• _Problem requirements_
From the listing below, pull each line that includes "February".

• _Excerpted records_
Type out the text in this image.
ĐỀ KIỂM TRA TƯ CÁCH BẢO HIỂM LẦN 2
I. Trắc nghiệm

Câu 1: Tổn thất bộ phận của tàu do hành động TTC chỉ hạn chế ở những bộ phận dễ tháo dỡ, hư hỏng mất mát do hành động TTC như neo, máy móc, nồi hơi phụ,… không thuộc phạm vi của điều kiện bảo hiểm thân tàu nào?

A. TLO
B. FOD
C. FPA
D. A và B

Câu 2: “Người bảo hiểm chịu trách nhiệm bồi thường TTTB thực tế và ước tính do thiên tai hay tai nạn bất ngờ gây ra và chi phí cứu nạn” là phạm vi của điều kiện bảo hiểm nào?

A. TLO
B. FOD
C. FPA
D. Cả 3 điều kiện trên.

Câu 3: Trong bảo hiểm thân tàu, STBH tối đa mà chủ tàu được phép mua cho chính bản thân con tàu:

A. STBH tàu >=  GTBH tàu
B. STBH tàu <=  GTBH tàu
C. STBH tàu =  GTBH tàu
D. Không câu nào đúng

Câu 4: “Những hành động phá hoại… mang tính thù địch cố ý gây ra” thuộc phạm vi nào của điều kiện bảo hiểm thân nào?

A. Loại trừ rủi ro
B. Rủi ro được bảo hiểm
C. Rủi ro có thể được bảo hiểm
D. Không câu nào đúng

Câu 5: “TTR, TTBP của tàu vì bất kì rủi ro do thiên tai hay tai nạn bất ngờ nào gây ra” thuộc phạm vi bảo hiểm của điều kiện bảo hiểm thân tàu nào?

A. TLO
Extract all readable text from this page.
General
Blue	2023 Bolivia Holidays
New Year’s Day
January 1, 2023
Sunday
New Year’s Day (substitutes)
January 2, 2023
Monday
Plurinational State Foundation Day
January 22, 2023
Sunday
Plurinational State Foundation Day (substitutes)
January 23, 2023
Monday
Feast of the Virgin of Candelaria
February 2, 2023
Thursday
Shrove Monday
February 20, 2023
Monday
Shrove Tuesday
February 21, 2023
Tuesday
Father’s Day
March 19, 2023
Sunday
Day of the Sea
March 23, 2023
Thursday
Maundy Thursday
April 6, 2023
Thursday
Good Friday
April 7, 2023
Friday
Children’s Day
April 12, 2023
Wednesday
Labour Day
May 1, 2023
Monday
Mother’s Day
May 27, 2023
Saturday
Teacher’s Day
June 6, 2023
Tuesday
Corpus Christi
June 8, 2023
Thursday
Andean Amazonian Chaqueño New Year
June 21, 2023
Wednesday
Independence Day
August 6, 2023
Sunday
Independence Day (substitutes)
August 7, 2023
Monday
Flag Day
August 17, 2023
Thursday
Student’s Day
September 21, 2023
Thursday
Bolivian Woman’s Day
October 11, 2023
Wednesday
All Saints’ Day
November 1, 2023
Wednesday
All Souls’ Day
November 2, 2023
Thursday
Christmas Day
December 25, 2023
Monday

• _Correct response_
February 2, 2023
February 20, 2023
February 21, 2023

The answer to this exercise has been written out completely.